*TASK GOAL*. Can you copy out the data exactly? Leave the images out.

*PROVIDED RECORDS*.
::::

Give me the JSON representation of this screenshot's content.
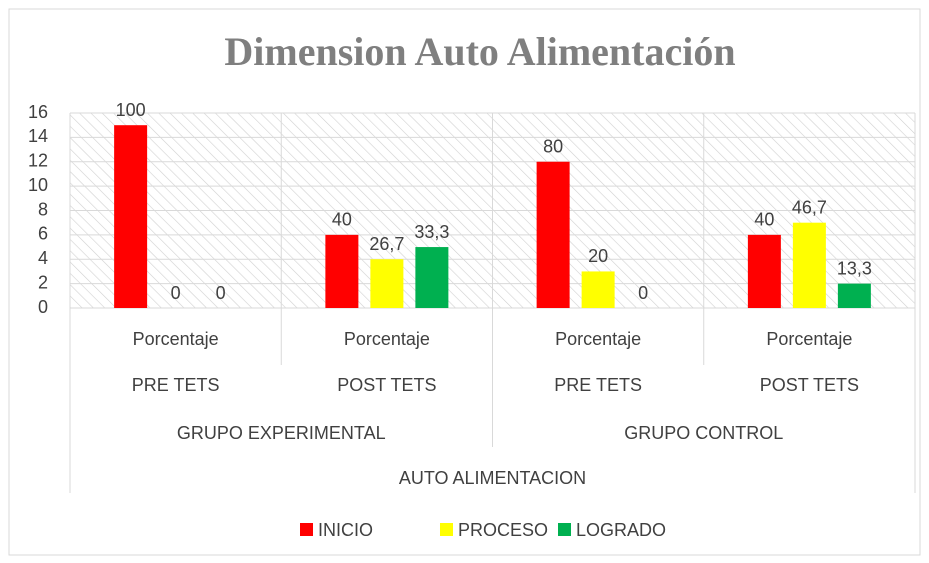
{
  "chart_data": {
    "type": "bar",
    "title": "Dimension Auto Alimentación",
    "categories": [
      "Porcentaje",
      "Porcentaje",
      "Porcentaje",
      "Porcentaje"
    ],
    "tests": [
      "PRE TETS",
      "POST TETS",
      "PRE TETS",
      "POST TETS"
    ],
    "groups": [
      "GRUPO EXPERIMENTAL",
      "GRUPO CONTROL"
    ],
    "dimension": "AUTO ALIMENTACION",
    "series": [
      {
        "name": "INICIO",
        "color": "#ff0000",
        "values": [
          15,
          6,
          12,
          6
        ],
        "percent": [
          100,
          40,
          80,
          40
        ]
      },
      {
        "name": "PROCESO",
        "color": "#ffff00",
        "values": [
          0,
          4,
          3,
          7
        ],
        "percent": [
          0,
          {
            "value": 26.7,
            "label": "26,7"
          },
          20,
          {
            "value": 46.7,
            "label": "46,7"
          }
        ]
      },
      {
        "name": "LOGRADO",
        "color": "#00b050",
        "values": [
          0,
          5,
          0,
          2
        ],
        "percent": [
          0,
          {
            "value": 33.3,
            "label": "33,3"
          },
          0,
          {
            "value": 13.3,
            "label": "13,3"
          }
        ]
      }
    ],
    "ylim": [
      0,
      16
    ],
    "yticks": [
      0,
      2,
      4,
      6,
      8,
      10,
      12,
      14,
      16
    ],
    "grid": true,
    "legend": "bottom"
  }
}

::::

*THE RESPONSE*.
Give me the JSON representation of this screenshot's content.
{
  "chart_data": {
    "type": "bar",
    "title": "Dimension Auto Alimentación",
    "categories": [
      "Porcentaje",
      "Porcentaje",
      "Porcentaje",
      "Porcentaje"
    ],
    "tests": [
      "PRE TETS",
      "POST TETS",
      "PRE TETS",
      "POST TETS"
    ],
    "groups": [
      "GRUPO EXPERIMENTAL",
      "GRUPO CONTROL"
    ],
    "dimension": "AUTO ALIMENTACION",
    "series": [
      {
        "name": "INICIO",
        "color": "#ff0000",
        "values": [
          15,
          6,
          12,
          6
        ],
        "percent": [
          100,
          40,
          80,
          40
        ]
      },
      {
        "name": "PROCESO",
        "color": "#ffff00",
        "values": [
          0,
          4,
          3,
          7
        ],
        "percent": [
          0,
          {
            "value": 26.7,
            "label": "26,7"
          },
          20,
          {
            "value": 46.7,
            "label": "46,7"
          }
        ]
      },
      {
        "name": "LOGRADO",
        "color": "#00b050",
        "values": [
          0,
          5,
          0,
          2
        ],
        "percent": [
          0,
          {
            "value": 33.3,
            "label": "33,3"
          },
          0,
          {
            "value": 13.3,
            "label": "13,3"
          }
        ]
      }
    ],
    "ylim": [
      0,
      16
    ],
    "yticks": [
      0,
      2,
      4,
      6,
      8,
      10,
      12,
      14,
      16
    ],
    "grid": true,
    "legend": "bottom"
  }
}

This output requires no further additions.